— Problem statement —
List all lines of the data that include the string "screenshot".

········

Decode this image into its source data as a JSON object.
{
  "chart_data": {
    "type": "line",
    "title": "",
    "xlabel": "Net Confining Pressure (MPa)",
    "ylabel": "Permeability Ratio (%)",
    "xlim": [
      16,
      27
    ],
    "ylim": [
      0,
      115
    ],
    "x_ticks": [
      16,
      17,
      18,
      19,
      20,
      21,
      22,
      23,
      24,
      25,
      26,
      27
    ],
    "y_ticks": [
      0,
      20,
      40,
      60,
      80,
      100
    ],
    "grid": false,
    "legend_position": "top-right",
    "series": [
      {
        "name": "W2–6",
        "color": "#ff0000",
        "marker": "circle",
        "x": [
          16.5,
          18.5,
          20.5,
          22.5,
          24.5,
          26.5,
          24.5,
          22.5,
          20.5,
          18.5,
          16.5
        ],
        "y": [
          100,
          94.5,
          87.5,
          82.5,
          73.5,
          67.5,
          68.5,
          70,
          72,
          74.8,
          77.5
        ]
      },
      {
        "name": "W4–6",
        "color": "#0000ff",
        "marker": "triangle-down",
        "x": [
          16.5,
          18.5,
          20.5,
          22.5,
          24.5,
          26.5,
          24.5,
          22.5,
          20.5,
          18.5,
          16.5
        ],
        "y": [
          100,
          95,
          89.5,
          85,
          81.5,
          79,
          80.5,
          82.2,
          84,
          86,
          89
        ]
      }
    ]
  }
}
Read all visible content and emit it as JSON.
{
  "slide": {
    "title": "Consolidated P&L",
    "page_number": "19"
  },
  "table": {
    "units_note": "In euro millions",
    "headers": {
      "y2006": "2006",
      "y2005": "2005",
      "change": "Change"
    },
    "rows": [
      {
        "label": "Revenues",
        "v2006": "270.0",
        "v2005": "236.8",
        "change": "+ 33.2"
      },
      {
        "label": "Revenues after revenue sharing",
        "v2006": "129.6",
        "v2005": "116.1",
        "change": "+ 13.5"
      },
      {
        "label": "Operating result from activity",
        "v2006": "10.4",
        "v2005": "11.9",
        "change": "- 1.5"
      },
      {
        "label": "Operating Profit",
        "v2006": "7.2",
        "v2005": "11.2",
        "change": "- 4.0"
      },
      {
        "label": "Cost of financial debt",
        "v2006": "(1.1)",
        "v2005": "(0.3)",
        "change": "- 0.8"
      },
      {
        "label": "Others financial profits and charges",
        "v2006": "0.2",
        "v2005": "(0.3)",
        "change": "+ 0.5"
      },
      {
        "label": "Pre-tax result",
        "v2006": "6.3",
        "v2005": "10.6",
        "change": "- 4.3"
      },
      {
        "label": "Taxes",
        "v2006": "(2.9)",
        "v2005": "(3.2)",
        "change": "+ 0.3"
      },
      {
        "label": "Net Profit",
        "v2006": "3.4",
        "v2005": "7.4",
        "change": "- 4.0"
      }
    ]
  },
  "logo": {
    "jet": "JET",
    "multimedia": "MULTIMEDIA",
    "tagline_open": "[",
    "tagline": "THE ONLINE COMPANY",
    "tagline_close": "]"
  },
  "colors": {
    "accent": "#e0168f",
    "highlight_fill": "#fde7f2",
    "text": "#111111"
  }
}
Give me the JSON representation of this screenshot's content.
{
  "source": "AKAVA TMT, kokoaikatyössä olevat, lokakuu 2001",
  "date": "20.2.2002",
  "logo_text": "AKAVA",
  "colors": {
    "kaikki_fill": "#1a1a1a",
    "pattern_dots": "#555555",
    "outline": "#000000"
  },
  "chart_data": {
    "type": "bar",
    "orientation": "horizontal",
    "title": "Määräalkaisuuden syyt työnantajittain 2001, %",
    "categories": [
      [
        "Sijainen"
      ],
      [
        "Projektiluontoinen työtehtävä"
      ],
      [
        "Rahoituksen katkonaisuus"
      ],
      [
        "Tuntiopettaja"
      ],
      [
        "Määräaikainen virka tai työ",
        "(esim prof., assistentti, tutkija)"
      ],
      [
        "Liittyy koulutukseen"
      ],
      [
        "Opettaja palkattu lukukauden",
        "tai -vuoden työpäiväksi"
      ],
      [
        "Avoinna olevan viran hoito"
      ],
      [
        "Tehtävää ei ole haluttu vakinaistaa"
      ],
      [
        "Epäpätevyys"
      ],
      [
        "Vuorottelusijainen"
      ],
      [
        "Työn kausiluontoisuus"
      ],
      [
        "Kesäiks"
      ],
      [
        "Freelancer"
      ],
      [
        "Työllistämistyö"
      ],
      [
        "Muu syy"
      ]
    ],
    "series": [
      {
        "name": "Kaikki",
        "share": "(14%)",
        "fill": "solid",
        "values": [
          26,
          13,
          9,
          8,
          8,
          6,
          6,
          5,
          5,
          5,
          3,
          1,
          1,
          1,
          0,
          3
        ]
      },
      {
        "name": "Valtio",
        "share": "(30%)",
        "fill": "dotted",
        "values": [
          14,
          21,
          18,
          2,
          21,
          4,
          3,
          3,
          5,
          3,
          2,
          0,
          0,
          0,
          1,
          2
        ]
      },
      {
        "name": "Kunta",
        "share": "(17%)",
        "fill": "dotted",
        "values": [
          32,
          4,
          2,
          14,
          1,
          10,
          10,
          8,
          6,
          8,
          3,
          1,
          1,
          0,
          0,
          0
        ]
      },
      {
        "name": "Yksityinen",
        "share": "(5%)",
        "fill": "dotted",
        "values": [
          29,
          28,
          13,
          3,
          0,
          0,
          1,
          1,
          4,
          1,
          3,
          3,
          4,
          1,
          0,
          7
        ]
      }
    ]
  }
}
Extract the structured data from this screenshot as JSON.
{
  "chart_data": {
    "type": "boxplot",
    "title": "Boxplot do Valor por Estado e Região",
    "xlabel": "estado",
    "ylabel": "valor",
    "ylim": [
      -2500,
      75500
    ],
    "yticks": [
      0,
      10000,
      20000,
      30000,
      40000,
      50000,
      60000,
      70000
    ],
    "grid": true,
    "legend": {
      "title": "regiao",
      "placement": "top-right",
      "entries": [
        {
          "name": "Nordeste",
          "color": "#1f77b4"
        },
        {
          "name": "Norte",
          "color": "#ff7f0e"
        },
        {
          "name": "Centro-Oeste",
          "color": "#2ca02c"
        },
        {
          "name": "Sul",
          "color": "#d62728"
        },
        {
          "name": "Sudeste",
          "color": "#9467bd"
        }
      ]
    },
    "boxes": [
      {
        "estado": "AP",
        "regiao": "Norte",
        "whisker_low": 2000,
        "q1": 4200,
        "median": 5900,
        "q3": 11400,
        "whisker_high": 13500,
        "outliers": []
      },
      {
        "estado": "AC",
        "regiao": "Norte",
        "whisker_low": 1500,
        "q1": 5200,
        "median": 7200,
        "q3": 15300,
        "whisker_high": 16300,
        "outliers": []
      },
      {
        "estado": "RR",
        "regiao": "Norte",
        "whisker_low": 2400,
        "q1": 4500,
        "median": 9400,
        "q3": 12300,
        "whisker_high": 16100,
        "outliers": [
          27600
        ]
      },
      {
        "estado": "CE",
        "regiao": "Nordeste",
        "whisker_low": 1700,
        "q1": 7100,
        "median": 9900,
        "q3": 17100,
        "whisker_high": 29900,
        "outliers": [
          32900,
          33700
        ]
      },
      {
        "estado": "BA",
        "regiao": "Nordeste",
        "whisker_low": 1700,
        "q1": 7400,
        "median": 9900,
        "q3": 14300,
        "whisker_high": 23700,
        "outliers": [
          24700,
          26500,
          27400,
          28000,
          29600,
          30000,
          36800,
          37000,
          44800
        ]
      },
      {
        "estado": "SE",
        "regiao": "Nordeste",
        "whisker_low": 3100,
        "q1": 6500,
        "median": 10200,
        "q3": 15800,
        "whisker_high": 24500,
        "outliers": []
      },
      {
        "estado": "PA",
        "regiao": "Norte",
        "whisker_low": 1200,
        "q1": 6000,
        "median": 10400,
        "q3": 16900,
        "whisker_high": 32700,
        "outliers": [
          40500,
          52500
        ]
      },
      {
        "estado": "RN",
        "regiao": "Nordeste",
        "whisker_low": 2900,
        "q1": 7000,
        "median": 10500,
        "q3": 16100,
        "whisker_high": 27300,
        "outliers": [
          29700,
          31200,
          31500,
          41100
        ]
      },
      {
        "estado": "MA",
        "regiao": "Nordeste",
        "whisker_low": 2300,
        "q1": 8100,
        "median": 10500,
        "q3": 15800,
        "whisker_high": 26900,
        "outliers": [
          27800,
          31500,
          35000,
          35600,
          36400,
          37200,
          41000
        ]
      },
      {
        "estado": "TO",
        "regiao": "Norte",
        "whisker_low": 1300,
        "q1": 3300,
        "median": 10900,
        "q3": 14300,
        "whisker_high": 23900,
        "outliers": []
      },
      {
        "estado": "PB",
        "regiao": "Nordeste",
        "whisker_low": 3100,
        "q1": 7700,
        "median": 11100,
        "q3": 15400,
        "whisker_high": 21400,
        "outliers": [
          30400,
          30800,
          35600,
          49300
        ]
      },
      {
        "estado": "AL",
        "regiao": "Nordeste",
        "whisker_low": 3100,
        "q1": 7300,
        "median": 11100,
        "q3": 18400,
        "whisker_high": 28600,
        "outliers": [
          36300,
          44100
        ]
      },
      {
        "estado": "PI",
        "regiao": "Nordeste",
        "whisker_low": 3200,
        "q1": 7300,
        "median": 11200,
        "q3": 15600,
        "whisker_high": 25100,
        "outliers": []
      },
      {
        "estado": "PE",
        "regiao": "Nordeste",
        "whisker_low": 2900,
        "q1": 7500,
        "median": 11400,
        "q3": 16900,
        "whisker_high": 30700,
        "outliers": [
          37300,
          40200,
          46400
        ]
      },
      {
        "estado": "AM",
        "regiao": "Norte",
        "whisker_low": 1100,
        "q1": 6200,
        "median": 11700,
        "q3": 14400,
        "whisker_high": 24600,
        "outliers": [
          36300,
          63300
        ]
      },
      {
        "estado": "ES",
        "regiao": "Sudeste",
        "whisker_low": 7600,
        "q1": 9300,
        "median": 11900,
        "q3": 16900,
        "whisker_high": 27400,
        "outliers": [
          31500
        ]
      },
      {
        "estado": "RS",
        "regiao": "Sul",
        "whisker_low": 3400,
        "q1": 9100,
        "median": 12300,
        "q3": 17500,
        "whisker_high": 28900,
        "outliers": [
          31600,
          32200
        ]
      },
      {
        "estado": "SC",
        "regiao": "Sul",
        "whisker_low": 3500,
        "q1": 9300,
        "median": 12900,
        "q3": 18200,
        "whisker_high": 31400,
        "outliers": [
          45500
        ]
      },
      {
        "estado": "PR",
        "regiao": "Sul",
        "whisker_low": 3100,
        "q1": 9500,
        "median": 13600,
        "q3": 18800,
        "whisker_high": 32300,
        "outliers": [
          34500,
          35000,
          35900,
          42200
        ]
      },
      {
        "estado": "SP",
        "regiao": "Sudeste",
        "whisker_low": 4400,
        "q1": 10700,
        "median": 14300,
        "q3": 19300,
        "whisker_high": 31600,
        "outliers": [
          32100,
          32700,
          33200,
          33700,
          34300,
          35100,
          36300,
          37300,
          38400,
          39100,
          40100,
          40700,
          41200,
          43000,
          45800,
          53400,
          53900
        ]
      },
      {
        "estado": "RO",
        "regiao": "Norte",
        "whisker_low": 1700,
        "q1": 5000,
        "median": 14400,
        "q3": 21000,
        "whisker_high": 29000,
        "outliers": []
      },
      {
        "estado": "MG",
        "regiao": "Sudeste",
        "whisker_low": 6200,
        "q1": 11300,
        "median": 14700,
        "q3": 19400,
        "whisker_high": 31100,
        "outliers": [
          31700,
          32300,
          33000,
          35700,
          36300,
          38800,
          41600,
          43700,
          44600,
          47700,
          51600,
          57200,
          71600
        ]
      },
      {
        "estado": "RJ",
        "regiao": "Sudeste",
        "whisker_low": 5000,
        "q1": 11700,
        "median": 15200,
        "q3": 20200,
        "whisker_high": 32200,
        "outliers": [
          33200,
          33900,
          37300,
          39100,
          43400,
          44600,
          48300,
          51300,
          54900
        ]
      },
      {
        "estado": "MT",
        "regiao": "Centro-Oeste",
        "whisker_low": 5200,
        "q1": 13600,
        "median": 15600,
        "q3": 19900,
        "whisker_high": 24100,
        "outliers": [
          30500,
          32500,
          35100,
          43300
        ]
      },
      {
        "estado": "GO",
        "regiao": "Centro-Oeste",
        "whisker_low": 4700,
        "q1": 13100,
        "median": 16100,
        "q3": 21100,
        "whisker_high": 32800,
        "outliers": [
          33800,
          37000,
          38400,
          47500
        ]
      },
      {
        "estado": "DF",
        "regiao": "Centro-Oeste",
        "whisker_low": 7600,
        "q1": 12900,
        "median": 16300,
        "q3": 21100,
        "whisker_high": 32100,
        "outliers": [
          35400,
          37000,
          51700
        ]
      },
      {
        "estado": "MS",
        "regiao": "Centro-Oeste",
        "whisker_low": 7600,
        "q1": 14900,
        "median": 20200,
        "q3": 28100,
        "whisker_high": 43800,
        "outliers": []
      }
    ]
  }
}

········

— Answer to this task —
Give me the JSON representation of this screenshot's content.
Extract the structured data from this screenshot as JSON.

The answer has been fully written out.